What you should do:
Retype each line of the material exactly, please, skipping any picture in it.

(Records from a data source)
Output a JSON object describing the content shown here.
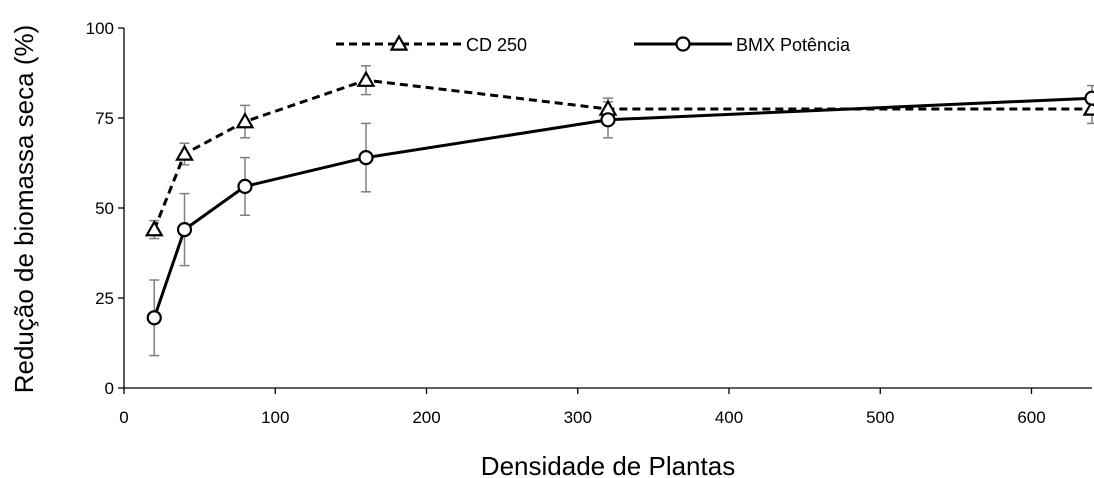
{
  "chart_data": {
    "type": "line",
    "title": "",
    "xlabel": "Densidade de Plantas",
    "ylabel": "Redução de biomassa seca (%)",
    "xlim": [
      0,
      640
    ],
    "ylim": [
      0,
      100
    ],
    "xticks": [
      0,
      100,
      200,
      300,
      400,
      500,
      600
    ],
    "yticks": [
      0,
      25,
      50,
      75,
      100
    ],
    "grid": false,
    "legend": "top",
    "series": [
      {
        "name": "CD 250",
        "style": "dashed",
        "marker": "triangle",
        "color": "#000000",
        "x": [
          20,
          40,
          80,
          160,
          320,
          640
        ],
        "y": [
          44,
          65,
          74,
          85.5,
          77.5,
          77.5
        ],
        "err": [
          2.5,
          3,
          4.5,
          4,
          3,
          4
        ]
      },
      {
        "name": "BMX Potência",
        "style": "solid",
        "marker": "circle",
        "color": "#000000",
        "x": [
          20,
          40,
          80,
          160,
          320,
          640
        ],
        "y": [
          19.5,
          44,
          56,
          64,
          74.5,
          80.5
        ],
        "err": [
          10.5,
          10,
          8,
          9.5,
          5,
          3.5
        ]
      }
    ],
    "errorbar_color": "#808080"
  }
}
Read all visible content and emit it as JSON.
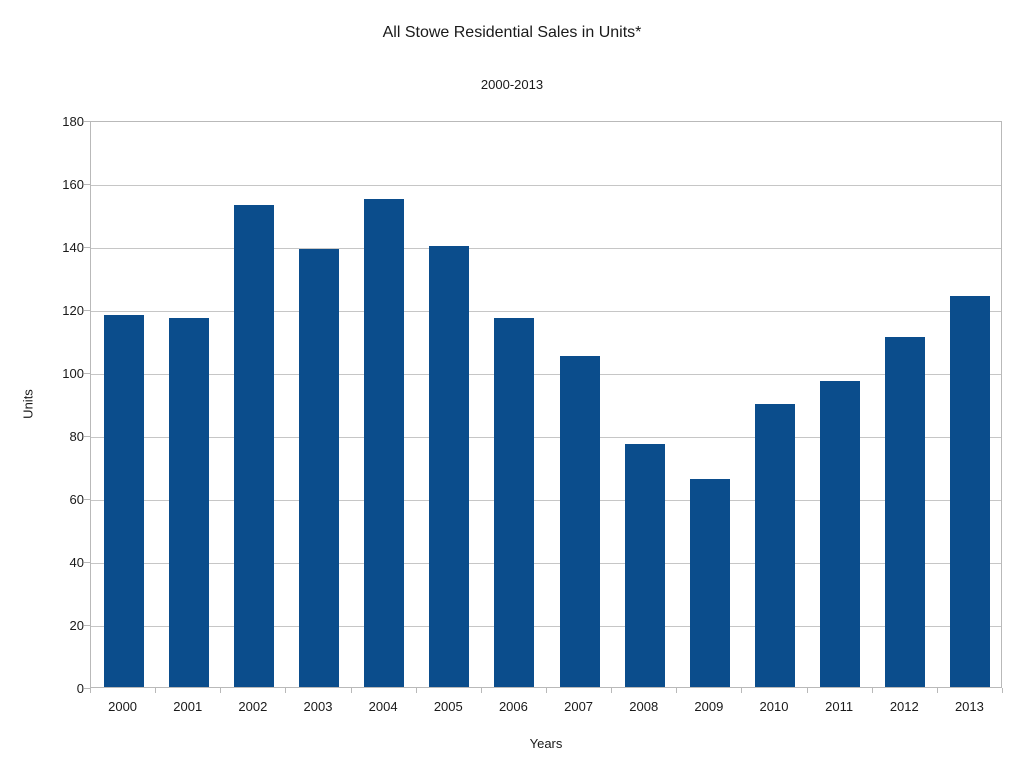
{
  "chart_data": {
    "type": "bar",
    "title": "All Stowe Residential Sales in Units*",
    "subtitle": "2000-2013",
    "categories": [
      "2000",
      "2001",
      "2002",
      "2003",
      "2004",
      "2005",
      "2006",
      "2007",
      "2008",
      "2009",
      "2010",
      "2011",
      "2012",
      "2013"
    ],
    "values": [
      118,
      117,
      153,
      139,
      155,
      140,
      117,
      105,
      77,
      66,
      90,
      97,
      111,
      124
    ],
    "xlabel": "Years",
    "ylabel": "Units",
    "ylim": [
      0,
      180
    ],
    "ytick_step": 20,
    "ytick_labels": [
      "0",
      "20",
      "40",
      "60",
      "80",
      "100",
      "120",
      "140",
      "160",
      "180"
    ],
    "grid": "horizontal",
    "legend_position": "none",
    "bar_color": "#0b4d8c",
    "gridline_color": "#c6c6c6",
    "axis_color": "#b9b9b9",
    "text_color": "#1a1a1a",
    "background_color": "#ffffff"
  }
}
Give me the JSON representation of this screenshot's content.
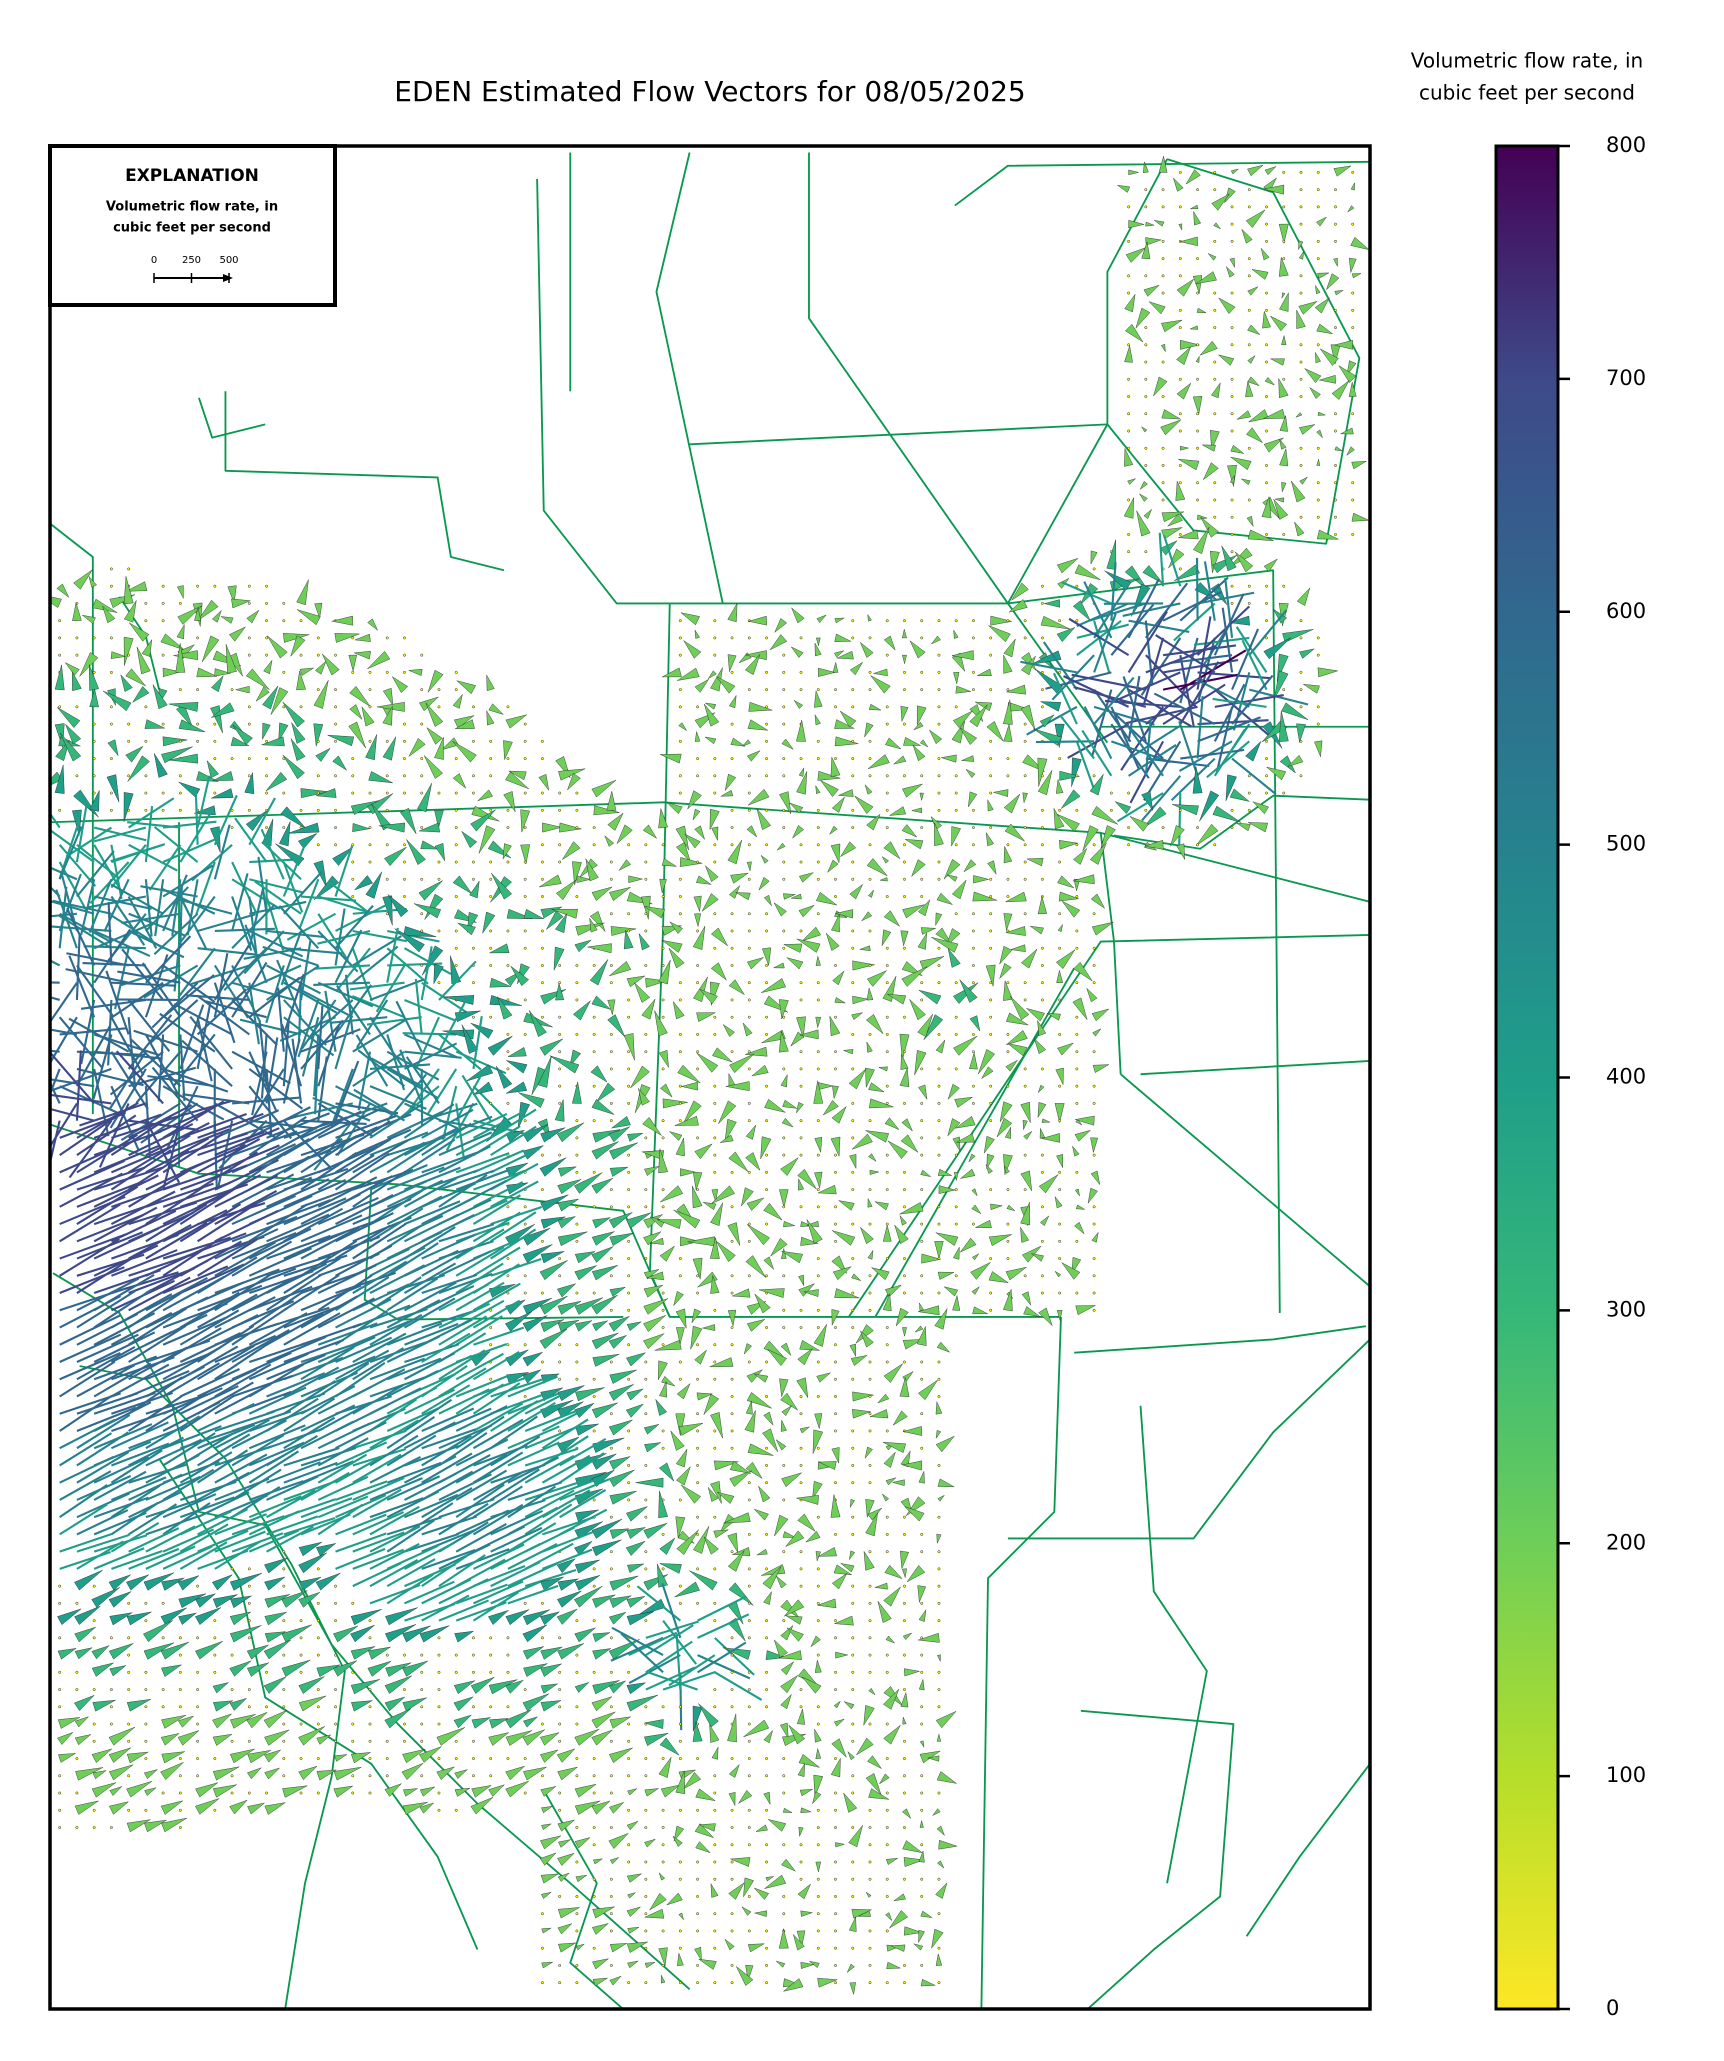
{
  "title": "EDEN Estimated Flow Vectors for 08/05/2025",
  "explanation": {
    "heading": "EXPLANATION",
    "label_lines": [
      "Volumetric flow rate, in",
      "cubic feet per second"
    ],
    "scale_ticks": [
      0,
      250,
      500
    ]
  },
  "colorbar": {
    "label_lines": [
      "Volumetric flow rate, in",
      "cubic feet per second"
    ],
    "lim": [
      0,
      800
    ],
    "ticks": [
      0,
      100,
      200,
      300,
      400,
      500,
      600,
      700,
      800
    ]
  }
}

Reply:
Output a JSON object describing the content shown here.
{
  "chart_data": {
    "type": "line",
    "title": "",
    "xlabel": "Densidade de Plantas",
    "ylabel": "Redução de biomassa seca (%)",
    "xlim": [
      0,
      640
    ],
    "ylim": [
      0,
      100
    ],
    "xticks": [
      0,
      100,
      200,
      300,
      400,
      500,
      600
    ],
    "yticks": [
      0,
      25,
      50,
      75,
      100
    ],
    "grid": false,
    "legend": "top",
    "series": [
      {
        "name": "CD 250",
        "style": "dashed",
        "marker": "triangle",
        "color": "#000000",
        "x": [
          20,
          40,
          80,
          160,
          320,
          640
        ],
        "y": [
          44,
          65,
          74,
          85.5,
          77.5,
          77.5
        ],
        "err": [
          2.5,
          3,
          4.5,
          4,
          3,
          4
        ]
      },
      {
        "name": "BMX Potência",
        "style": "solid",
        "marker": "circle",
        "color": "#000000",
        "x": [
          20,
          40,
          80,
          160,
          320,
          640
        ],
        "y": [
          19.5,
          44,
          56,
          64,
          74.5,
          80.5
        ],
        "err": [
          10.5,
          10,
          8,
          9.5,
          5,
          3.5
        ]
      }
    ],
    "errorbar_color": "#808080"
  }
}
Read all visible content and emit it as JSON.
{
  "chart_data": {
    "type": "bar",
    "title": "All Stowe Residential Sales in Units*",
    "subtitle": "2000-2013",
    "categories": [
      "2000",
      "2001",
      "2002",
      "2003",
      "2004",
      "2005",
      "2006",
      "2007",
      "2008",
      "2009",
      "2010",
      "2011",
      "2012",
      "2013"
    ],
    "values": [
      118,
      117,
      153,
      139,
      155,
      140,
      117,
      105,
      77,
      66,
      90,
      97,
      111,
      124
    ],
    "xlabel": "Years",
    "ylabel": "Units",
    "ylim": [
      0,
      180
    ],
    "ytick_step": 20,
    "ytick_labels": [
      "0",
      "20",
      "40",
      "60",
      "80",
      "100",
      "120",
      "140",
      "160",
      "180"
    ],
    "grid": "horizontal",
    "legend_position": "none",
    "bar_color": "#0b4d8c",
    "gridline_color": "#c6c6c6",
    "axis_color": "#b9b9b9",
    "text_color": "#1a1a1a",
    "background_color": "#ffffff"
  }
}
Give me the JSON representation of this screenshot's content.
{
  "title": "EDEN Estimated Flow Vectors for 08/05/2025",
  "explanation": {
    "heading": "EXPLANATION",
    "label_lines": [
      "Volumetric flow rate, in",
      "cubic feet per second"
    ],
    "scale_ticks": [
      0,
      250,
      500
    ]
  },
  "colorbar": {
    "label_lines": [
      "Volumetric flow rate, in",
      "cubic feet per second"
    ],
    "lim": [
      0,
      800
    ],
    "ticks": [
      0,
      100,
      200,
      300,
      400,
      500,
      600,
      700,
      800
    ]
  }
}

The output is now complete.